[Dataset entries]

╔══

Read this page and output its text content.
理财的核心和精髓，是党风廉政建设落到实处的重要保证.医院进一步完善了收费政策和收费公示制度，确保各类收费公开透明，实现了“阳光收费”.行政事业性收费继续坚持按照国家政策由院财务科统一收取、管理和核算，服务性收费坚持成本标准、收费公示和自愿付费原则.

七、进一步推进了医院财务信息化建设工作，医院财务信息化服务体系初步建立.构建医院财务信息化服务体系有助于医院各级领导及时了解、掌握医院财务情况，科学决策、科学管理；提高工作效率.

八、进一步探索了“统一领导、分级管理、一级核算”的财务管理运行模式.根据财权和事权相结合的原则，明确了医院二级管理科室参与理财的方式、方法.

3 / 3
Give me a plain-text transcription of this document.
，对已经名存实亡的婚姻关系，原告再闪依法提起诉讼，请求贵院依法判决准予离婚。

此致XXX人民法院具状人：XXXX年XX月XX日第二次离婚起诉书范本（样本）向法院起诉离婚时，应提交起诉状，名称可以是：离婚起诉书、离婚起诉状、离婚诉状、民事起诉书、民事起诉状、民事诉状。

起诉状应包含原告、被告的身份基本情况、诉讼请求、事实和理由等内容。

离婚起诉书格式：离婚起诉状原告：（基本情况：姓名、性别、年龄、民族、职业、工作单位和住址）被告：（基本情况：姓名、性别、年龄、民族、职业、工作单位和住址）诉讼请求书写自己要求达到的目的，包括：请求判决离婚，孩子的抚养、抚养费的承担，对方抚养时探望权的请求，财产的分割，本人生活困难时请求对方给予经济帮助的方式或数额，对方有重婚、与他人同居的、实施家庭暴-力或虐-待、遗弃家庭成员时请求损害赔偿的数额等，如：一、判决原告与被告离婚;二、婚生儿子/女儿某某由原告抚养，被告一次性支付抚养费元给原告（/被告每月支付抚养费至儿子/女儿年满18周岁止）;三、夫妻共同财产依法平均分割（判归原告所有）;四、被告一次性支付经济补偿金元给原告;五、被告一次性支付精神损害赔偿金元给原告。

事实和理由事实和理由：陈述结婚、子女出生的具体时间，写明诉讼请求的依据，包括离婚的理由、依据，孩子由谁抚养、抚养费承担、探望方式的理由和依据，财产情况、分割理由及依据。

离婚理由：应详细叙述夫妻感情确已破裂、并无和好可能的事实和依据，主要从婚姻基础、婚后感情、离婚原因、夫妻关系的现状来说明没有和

╚══

**WHAT YOU WILL DO:** Show all lines above holding "this".

**SOLUTION:**
Read this page and output its text content.
Give me a plain-text transcription of this document.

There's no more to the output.